STATED EXERCISE: Extract each line where the string "Higher" shows up.

[START OF PROVIDED MATERIAL]

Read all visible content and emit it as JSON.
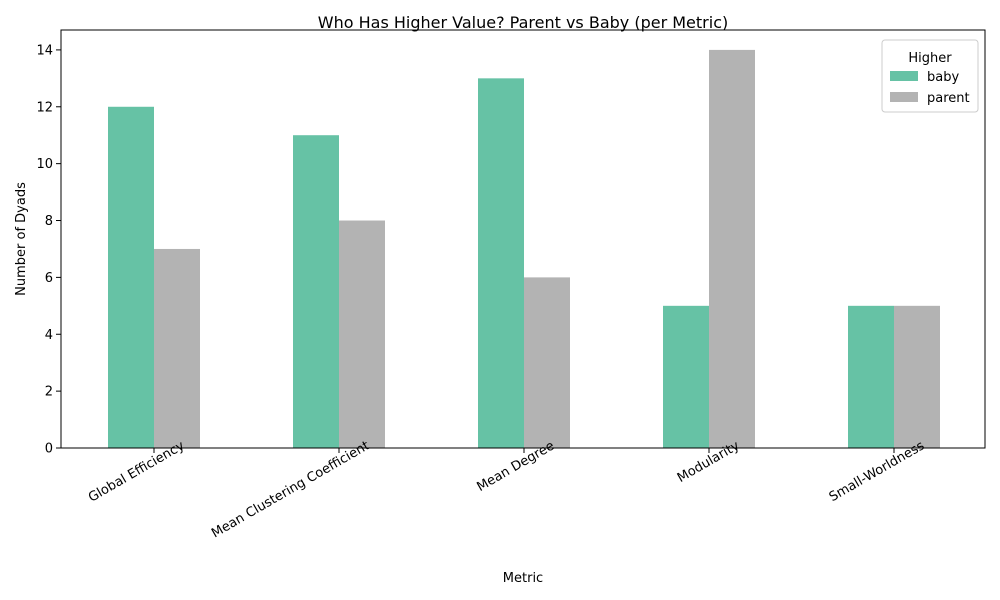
{
  "chart_data": {
    "type": "bar",
    "title": "Who Has Higher Value? Parent vs Baby (per Metric)",
    "xlabel": "Metric",
    "ylabel": "Number of Dyads",
    "categories": [
      "Global Efficiency",
      "Mean Clustering Coefficient",
      "Mean Degree",
      "Modularity",
      "Small-Worldness"
    ],
    "series": [
      {
        "name": "baby",
        "color": "#66c2a5",
        "values": [
          12,
          11,
          13,
          5,
          5
        ]
      },
      {
        "name": "parent",
        "color": "#b3b3b3",
        "values": [
          7,
          8,
          6,
          14,
          5
        ]
      }
    ],
    "ylim": [
      0,
      14.7
    ],
    "yticks": [
      0,
      2,
      4,
      6,
      8,
      10,
      12,
      14
    ],
    "grid": false,
    "legend": {
      "title": "Higher",
      "placement": "top-right"
    }
  }
}
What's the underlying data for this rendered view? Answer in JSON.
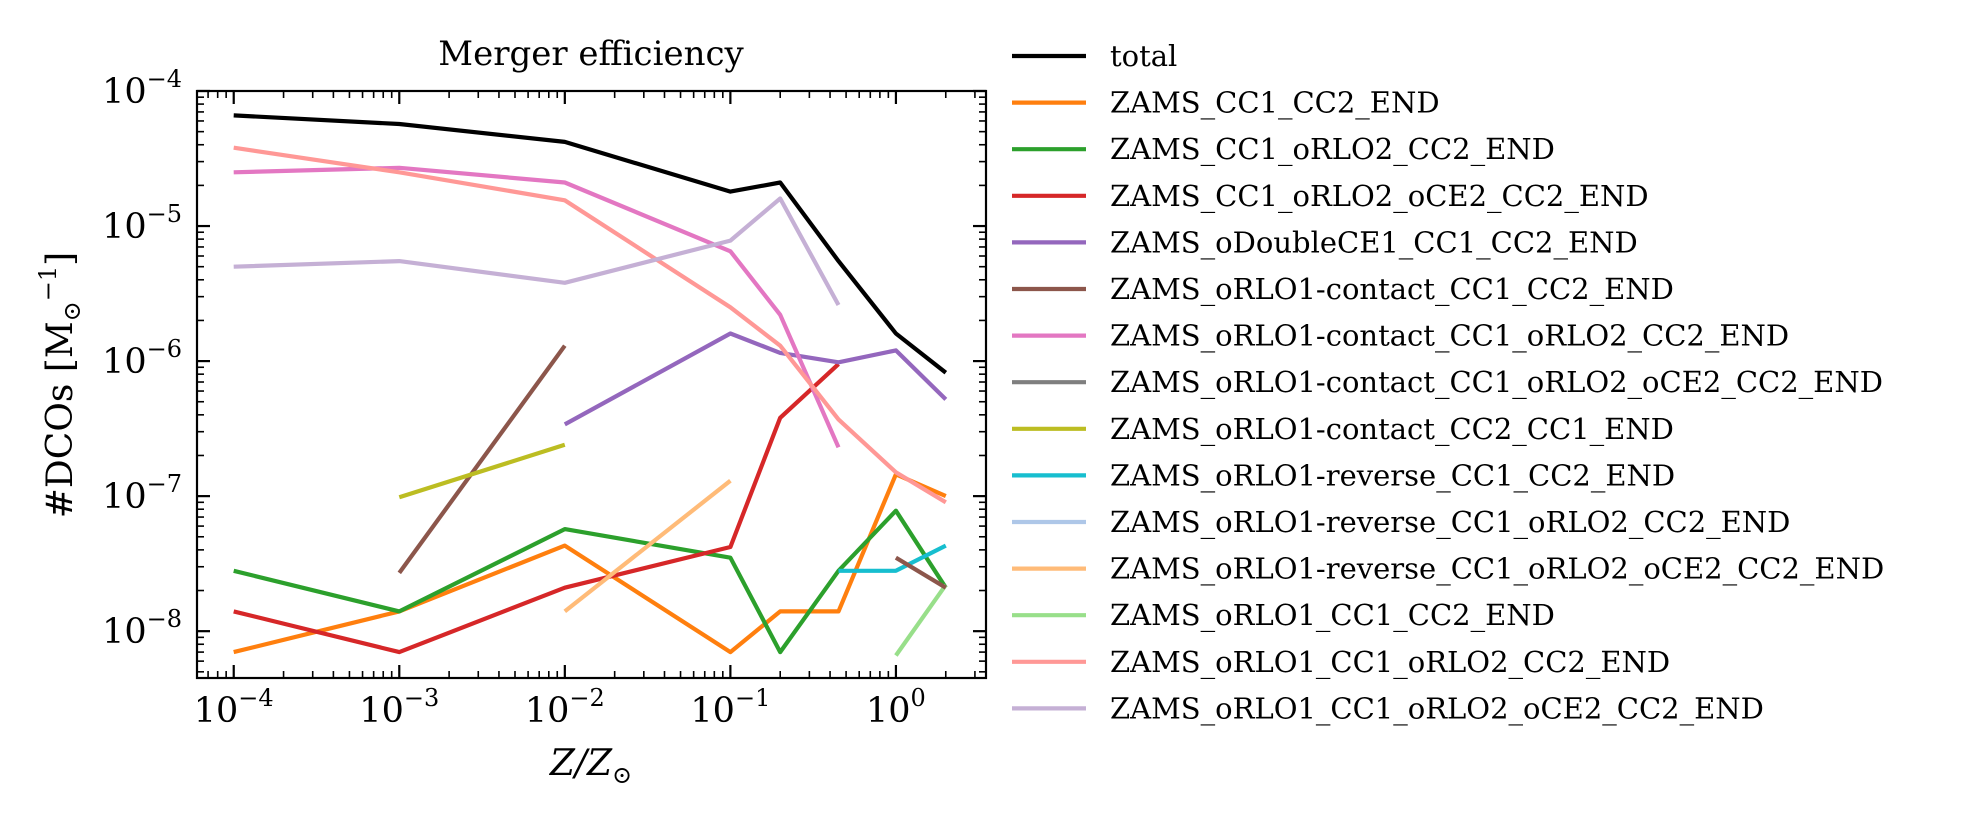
{
  "chart_data": {
    "type": "line",
    "title": "Merger efficiency",
    "xlabel_base": "Z/Z",
    "xlabel_sub": "⊙",
    "ylabel_base": "#DCOs [M",
    "ylabel_sub": "⊙",
    "ylabel_sup": "−1",
    "ylabel_end": "]",
    "x_scale": "log",
    "y_scale": "log",
    "xlim": [
      6e-05,
      3.5
    ],
    "ylim": [
      4.5e-09,
      0.0001
    ],
    "legend_position": "outside-right",
    "grid": false,
    "x_ticks": [
      {
        "value": 0.0001,
        "base": "10",
        "exp": "−4"
      },
      {
        "value": 0.001,
        "base": "10",
        "exp": "−3"
      },
      {
        "value": 0.01,
        "base": "10",
        "exp": "−2"
      },
      {
        "value": 0.1,
        "base": "10",
        "exp": "−1"
      },
      {
        "value": 1,
        "base": "10",
        "exp": "0"
      }
    ],
    "y_ticks": [
      {
        "value": 1e-08,
        "base": "10",
        "exp": "−8"
      },
      {
        "value": 1e-07,
        "base": "10",
        "exp": "−7"
      },
      {
        "value": 1e-06,
        "base": "10",
        "exp": "−6"
      },
      {
        "value": 1e-05,
        "base": "10",
        "exp": "−5"
      },
      {
        "value": 0.0001,
        "base": "10",
        "exp": "−4"
      }
    ],
    "series": [
      {
        "name": "total",
        "color": "#000000",
        "points": [
          [
            0.0001,
            6.6e-05
          ],
          [
            0.001,
            5.7e-05
          ],
          [
            0.01,
            4.2e-05
          ],
          [
            0.1,
            1.8e-05
          ],
          [
            0.2,
            2.1e-05
          ],
          [
            0.45,
            5.5e-06
          ],
          [
            1.0,
            1.6e-06
          ],
          [
            2.0,
            8.2e-07
          ]
        ]
      },
      {
        "name": "ZAMS_CC1_CC2_END",
        "color": "#ff7f0e",
        "points": [
          [
            0.0001,
            7e-09
          ],
          [
            0.001,
            1.4e-08
          ],
          [
            0.01,
            4.3e-08
          ],
          [
            0.1,
            7e-09
          ],
          [
            0.2,
            1.4e-08
          ],
          [
            0.45,
            1.4e-08
          ],
          [
            1.0,
            1.45e-07
          ],
          [
            2.0,
            1e-07
          ]
        ]
      },
      {
        "name": "ZAMS_CC1_oRLO2_CC2_END",
        "color": "#2ca02c",
        "points": [
          [
            0.0001,
            2.8e-08
          ],
          [
            0.001,
            1.4e-08
          ],
          [
            0.01,
            5.7e-08
          ],
          [
            0.1,
            3.5e-08
          ],
          [
            0.2,
            7e-09
          ],
          [
            0.45,
            2.8e-08
          ],
          [
            1.0,
            7.8e-08
          ],
          [
            2.0,
            2.1e-08
          ]
        ]
      },
      {
        "name": "ZAMS_CC1_oRLO2_oCE2_CC2_END",
        "color": "#d62728",
        "points": [
          [
            0.0001,
            1.4e-08
          ],
          [
            0.001,
            7e-09
          ],
          [
            0.01,
            2.1e-08
          ],
          [
            0.1,
            4.2e-08
          ],
          [
            0.2,
            3.8e-07
          ],
          [
            0.45,
            9.5e-07
          ]
        ]
      },
      {
        "name": "ZAMS_oDoubleCE1_CC1_CC2_END",
        "color": "#9467bd",
        "points": [
          [
            0.01,
            3.4e-07
          ],
          [
            0.1,
            1.6e-06
          ],
          [
            0.2,
            1.15e-06
          ],
          [
            0.45,
            9.8e-07
          ],
          [
            1.0,
            1.2e-06
          ],
          [
            2.0,
            5.2e-07
          ]
        ]
      },
      {
        "name": "ZAMS_oRLO1-contact_CC1_CC2_END",
        "color": "#8c564b",
        "points": [
          [
            0.001,
            2.7e-08
          ],
          [
            0.01,
            1.3e-06
          ]
        ]
      },
      {
        "name": "ZAMS_oRLO1-contact_CC1_oRLO2_CC2_END",
        "color": "#e377c2",
        "points": [
          [
            0.0001,
            2.5e-05
          ],
          [
            0.001,
            2.7e-05
          ],
          [
            0.01,
            2.1e-05
          ],
          [
            0.1,
            6.5e-06
          ],
          [
            0.2,
            2.2e-06
          ],
          [
            0.45,
            2.3e-07
          ]
        ]
      },
      {
        "name": "ZAMS_oRLO1-contact_CC1_oRLO2_oCE2_CC2_END",
        "color": "#7f7f7f",
        "points": []
      },
      {
        "name": "ZAMS_oRLO1-contact_CC2_CC1_END",
        "color": "#bcbd22",
        "points": [
          [
            0.001,
            9.8e-08
          ],
          [
            0.01,
            2.4e-07
          ]
        ]
      },
      {
        "name": "ZAMS_oRLO1-reverse_CC1_CC2_END",
        "color": "#17becf",
        "points": [
          [
            0.45,
            2.8e-08
          ],
          [
            1.0,
            2.8e-08
          ],
          [
            2.0,
            4.3e-08
          ]
        ]
      },
      {
        "name": "ZAMS_oRLO1-reverse_CC1_oRLO2_CC2_END",
        "color": "#aec7e8",
        "points": []
      },
      {
        "name": "ZAMS_oRLO1-reverse_CC1_oRLO2_oCE2_CC2_END",
        "color": "#ffbb78",
        "points": [
          [
            0.01,
            1.4e-08
          ],
          [
            0.1,
            1.3e-07
          ]
        ]
      },
      {
        "name": "ZAMS_oRLO1_CC1_CC2_END",
        "color": "#98df8a",
        "points": [
          [
            1.0,
            6.6e-09
          ],
          [
            2.0,
            2.2e-08
          ]
        ]
      },
      {
        "name": "ZAMS_oRLO1_CC1_oRLO2_CC2_END",
        "color": "#ff9896",
        "points": [
          [
            0.0001,
            3.8e-05
          ],
          [
            0.001,
            2.5e-05
          ],
          [
            0.01,
            1.55e-05
          ],
          [
            0.1,
            2.5e-06
          ],
          [
            0.2,
            1.3e-06
          ],
          [
            0.45,
            3.7e-07
          ],
          [
            1.0,
            1.5e-07
          ],
          [
            2.0,
            9e-08
          ]
        ]
      },
      {
        "name": "ZAMS_oRLO1_CC1_oRLO2_oCE2_CC2_END",
        "color": "#c5b0d5",
        "points": [
          [
            0.0001,
            5e-06
          ],
          [
            0.001,
            5.5e-06
          ],
          [
            0.01,
            3.8e-06
          ],
          [
            0.1,
            7.8e-06
          ],
          [
            0.2,
            1.6e-05
          ],
          [
            0.45,
            2.6e-06
          ]
        ]
      }
    ],
    "extra_segments": [
      {
        "series": "ZAMS_oRLO1-contact_CC1_CC2_END",
        "points": [
          [
            1.0,
            3.5e-08
          ],
          [
            2.0,
            2.1e-08
          ]
        ]
      }
    ]
  }
}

[END OF PROVIDED MATERIAL]

SOLVED EXERCISE:
    "title": "Who Has Higher Value? Parent vs Baby (per Metric)",
      "title": "Higher",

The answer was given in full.